[Extracted data entries]
━━━━━━━━━━━━━━━━━━━━
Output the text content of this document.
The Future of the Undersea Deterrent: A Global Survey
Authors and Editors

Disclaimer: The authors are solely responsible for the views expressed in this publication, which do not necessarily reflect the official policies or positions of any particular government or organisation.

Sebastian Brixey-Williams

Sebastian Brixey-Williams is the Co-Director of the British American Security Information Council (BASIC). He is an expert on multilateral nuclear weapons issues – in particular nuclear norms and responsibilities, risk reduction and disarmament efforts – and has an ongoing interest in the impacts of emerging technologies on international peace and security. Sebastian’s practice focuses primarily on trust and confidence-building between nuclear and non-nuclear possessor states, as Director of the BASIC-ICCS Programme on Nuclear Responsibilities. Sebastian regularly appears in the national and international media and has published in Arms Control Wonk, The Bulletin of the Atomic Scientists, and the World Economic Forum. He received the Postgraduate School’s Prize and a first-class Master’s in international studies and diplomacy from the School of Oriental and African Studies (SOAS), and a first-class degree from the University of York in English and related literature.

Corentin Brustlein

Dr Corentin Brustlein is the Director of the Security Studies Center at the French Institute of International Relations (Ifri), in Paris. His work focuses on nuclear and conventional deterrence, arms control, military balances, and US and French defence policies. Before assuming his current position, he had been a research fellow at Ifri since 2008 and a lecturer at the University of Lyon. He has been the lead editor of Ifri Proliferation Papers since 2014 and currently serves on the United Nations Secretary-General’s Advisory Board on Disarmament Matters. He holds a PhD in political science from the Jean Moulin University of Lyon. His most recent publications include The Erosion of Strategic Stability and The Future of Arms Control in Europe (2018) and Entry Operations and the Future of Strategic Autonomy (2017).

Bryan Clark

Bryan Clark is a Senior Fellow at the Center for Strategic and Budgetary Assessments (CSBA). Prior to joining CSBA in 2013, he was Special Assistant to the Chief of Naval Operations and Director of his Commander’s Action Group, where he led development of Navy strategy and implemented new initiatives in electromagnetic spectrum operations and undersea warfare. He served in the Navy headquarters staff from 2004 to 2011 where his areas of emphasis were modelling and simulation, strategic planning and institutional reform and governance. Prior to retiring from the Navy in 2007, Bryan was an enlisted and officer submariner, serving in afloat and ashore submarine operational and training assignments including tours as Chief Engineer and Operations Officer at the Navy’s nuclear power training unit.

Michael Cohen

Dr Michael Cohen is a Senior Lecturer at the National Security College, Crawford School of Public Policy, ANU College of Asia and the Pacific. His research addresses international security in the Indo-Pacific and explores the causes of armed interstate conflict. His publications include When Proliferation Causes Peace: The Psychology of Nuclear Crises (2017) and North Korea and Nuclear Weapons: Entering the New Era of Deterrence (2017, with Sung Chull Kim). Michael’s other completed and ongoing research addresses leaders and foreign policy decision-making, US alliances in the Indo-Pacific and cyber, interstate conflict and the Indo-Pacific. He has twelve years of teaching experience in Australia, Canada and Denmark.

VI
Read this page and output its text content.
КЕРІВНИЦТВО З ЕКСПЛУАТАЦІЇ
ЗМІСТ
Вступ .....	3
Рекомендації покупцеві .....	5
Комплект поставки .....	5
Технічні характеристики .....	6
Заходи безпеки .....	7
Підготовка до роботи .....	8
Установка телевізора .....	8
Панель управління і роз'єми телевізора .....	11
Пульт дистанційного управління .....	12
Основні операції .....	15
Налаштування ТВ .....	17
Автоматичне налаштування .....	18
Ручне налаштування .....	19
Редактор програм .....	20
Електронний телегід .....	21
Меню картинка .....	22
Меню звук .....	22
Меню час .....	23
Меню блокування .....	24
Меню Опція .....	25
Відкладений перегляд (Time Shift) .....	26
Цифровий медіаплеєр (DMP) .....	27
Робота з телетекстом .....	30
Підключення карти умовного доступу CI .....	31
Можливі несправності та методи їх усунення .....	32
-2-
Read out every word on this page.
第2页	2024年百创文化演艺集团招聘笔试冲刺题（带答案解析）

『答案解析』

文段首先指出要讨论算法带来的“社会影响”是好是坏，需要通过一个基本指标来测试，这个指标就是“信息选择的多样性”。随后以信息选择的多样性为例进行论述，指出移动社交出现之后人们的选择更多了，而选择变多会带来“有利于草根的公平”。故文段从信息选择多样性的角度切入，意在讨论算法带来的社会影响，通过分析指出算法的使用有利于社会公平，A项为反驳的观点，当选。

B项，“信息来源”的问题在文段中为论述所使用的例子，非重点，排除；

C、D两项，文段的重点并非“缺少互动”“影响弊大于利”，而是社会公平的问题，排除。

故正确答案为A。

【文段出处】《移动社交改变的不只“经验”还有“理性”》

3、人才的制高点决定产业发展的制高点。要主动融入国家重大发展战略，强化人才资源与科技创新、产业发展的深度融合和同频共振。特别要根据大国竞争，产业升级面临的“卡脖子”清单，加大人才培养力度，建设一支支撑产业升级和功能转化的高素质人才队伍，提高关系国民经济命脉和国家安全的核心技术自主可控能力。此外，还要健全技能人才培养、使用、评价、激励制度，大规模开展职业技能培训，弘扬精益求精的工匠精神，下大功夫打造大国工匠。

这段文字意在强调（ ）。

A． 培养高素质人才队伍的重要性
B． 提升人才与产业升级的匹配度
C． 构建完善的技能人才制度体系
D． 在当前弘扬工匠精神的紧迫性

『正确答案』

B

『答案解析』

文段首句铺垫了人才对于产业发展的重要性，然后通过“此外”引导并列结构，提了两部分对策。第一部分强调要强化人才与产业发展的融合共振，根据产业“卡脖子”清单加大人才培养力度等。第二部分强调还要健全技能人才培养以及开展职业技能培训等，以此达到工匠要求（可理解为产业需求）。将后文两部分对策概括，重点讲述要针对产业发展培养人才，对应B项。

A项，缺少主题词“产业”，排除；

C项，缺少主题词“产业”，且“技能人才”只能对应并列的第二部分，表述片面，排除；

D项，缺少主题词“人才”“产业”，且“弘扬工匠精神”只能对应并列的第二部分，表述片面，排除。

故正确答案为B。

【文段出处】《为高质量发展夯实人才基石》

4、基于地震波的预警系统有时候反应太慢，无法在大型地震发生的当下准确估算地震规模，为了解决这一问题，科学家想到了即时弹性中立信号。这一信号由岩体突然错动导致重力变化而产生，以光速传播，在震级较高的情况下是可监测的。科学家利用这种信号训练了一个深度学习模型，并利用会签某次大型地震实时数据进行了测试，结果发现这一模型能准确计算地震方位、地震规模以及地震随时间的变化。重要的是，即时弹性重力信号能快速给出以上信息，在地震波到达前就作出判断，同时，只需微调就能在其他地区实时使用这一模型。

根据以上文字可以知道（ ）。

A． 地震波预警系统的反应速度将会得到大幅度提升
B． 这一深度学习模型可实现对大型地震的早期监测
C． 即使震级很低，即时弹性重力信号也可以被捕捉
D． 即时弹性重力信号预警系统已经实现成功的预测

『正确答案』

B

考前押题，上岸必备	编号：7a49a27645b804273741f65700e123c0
━━━━━━━━━━━━━━━━━━━━
* [YOUR GOAL]
Each entry must be reproduced verbatim.

* [RESULT]
Output the text content of this document.
The Future of the Undersea Deterrent: A Global Survey
Authors and Editors

Disclaimer: The authors are solely responsible for the views expressed in this publication, which do not necessarily reflect the official policies or positions of any particular government or organisation.

Sebastian Brixey-Williams

Sebastian Brixey-Williams is the Co-Director of the British American Security Information Council (BASIC). He is an expert on multilateral nuclear weapons issues – in particular nuclear norms and responsibilities, risk reduction and disarmament efforts – and has an ongoing interest in the impacts of emerging technologies on international peace and security. Sebastian’s practice focuses primarily on trust and confidence-building between nuclear and non-nuclear possessor states, as Director of the BASIC-ICCS Programme on Nuclear Responsibilities. Sebastian regularly appears in the national and international media and has published in Arms Control Wonk, The Bulletin of the Atomic Scientists, and the World Economic Forum. He received the Postgraduate School’s Prize and a first-class Master’s in international studies and diplomacy from the School of Oriental and African Studies (SOAS), and a first-class degree from the University of York in English and related literature.

Corentin Brustlein

Dr Corentin Brustlein is the Director of the Security Studies Center at the French Institute of International Relations (Ifri), in Paris. His work focuses on nuclear and conventional deterrence, arms control, military balances, and US and French defence policies. Before assuming his current position, he had been a research fellow at Ifri since 2008 and a lecturer at the University of Lyon. He has been the lead editor of Ifri Proliferation Papers since 2014 and currently serves on the United Nations Secretary-General’s Advisory Board on Disarmament Matters. He holds a PhD in political science from the Jean Moulin University of Lyon. His most recent publications include The Erosion of Strategic Stability and The Future of Arms Control in Europe (2018) and Entry Operations and the Future of Strategic Autonomy (2017).

Bryan Clark

Bryan Clark is a Senior Fellow at the Center for Strategic and Budgetary Assessments (CSBA). Prior to joining CSBA in 2013, he was Special Assistant to the Chief of Naval Operations and Director of his Commander’s Action Group, where he led development of Navy strategy and implemented new initiatives in electromagnetic spectrum operations and undersea warfare. He served in the Navy headquarters staff from 2004 to 2011 where his areas of emphasis were modelling and simulation, strategic planning and institutional reform and governance. Prior to retiring from the Navy in 2007, Bryan was an enlisted and officer submariner, serving in afloat and ashore submarine operational and training assignments including tours as Chief Engineer and Operations Officer at the Navy’s nuclear power training unit.

Michael Cohen

Dr Michael Cohen is a Senior Lecturer at the National Security College, Crawford School of Public Policy, ANU College of Asia and the Pacific. His research addresses international security in the Indo-Pacific and explores the causes of armed interstate conflict. His publications include When Proliferation Causes Peace: The Psychology of Nuclear Crises (2017) and North Korea and Nuclear Weapons: Entering the New Era of Deterrence (2017, with Sung Chull Kim). Michael’s other completed and ongoing research addresses leaders and foreign policy decision-making, US alliances in the Indo-Pacific and cyber, interstate conflict and the Indo-Pacific. He has twelve years of teaching experience in Australia, Canada and Denmark.

VI
Read this page and output its text content.
КЕРІВНИЦТВО З ЕКСПЛУАТАЦІЇ
ЗМІСТ
Вступ .....	3
Рекомендації покупцеві .....	5
Комплект поставки .....	5
Технічні характеристики .....	6
Заходи безпеки .....	7
Підготовка до роботи .....	8
Установка телевізора .....	8
Панель управління і роз'єми телевізора .....	11
Пульт дистанційного управління .....	12
Основні операції .....	15
Налаштування ТВ .....	17
Автоматичне налаштування .....	18
Ручне налаштування .....	19
Редактор програм .....	20
Електронний телегід .....	21
Меню картинка .....	22
Меню звук .....	22
Меню час .....	23
Меню блокування .....	24
Меню Опція .....	25
Відкладений перегляд (Time Shift) .....	26
Цифровий медіаплеєр (DMP) .....	27
Робота з телетекстом .....	30
Підключення карти умовного доступу CI .....	31
Можливі несправності та методи їх усунення .....	32
-2-
Read out every word on this page.
第2页	2024年百创文化演艺集团招聘笔试冲刺题（带答案解析）

『答案解析』

文段首先指出要讨论算法带来的“社会影响”是好是坏，需要通过一个基本指标来测试，这个指标就是“信息选择的多样性”。随后以信息选择的多样性为例进行论述，指出移动社交出现之后人们的选择更多了，而选择变多会带来“有利于草根的公平”。故文段从信息选择多样性的角度切入，意在讨论算法带来的社会影响，通过分析指出算法的使用有利于社会公平，A项为反驳的观点，当选。

B项，“信息来源”的问题在文段中为论述所使用的例子，非重点，排除；

C、D两项，文段的重点并非“缺少互动”“影响弊大于利”，而是社会公平的问题，排除。

故正确答案为A。

【文段出处】《移动社交改变的不只“经验”还有“理性”》

3、人才的制高点决定产业发展的制高点。要主动融入国家重大发展战略，强化人才资源与科技创新、产业发展的深度融合和同频共振。特别要根据大国竞争，产业升级面临的“卡脖子”清单，加大人才培养力度，建设一支支撑产业升级和功能转化的高素质人才队伍，提高关系国民经济命脉和国家安全的核心技术自主可控能力。此外，还要健全技能人才培养、使用、评价、激励制度，大规模开展职业技能培训，弘扬精益求精的工匠精神，下大功夫打造大国工匠。

这段文字意在强调（ ）。

A． 培养高素质人才队伍的重要性
B． 提升人才与产业升级的匹配度
C． 构建完善的技能人才制度体系
D． 在当前弘扬工匠精神的紧迫性

『正确答案』

B

『答案解析』

文段首句铺垫了人才对于产业发展的重要性，然后通过“此外”引导并列结构，提了两部分对策。第一部分强调要强化人才与产业发展的融合共振，根据产业“卡脖子”清单加大人才培养力度等。第二部分强调还要健全技能人才培养以及开展职业技能培训等，以此达到工匠要求（可理解为产业需求）。将后文两部分对策概括，重点讲述要针对产业发展培养人才，对应B项。

A项，缺少主题词“产业”，排除；

C项，缺少主题词“产业”，且“技能人才”只能对应并列的第二部分，表述片面，排除；

D项，缺少主题词“人才”“产业”，且“弘扬工匠精神”只能对应并列的第二部分，表述片面，排除。

故正确答案为B。

【文段出处】《为高质量发展夯实人才基石》

4、基于地震波的预警系统有时候反应太慢，无法在大型地震发生的当下准确估算地震规模，为了解决这一问题，科学家想到了即时弹性中立信号。这一信号由岩体突然错动导致重力变化而产生，以光速传播，在震级较高的情况下是可监测的。科学家利用这种信号训练了一个深度学习模型，并利用会签某次大型地震实时数据进行了测试，结果发现这一模型能准确计算地震方位、地震规模以及地震随时间的变化。重要的是，即时弹性重力信号能快速给出以上信息，在地震波到达前就作出判断，同时，只需微调就能在其他地区实时使用这一模型。

根据以上文字可以知道（ ）。

A． 地震波预警系统的反应速度将会得到大幅度提升
B． 这一深度学习模型可实现对大型地震的早期监测
C． 即使震级很低，即时弹性重力信号也可以被捕捉
D． 即时弹性重力信号预警系统已经实现成功的预测

『正确答案』

B

考前押题，上岸必备	编号：7a49a27645b804273741f65700e123c0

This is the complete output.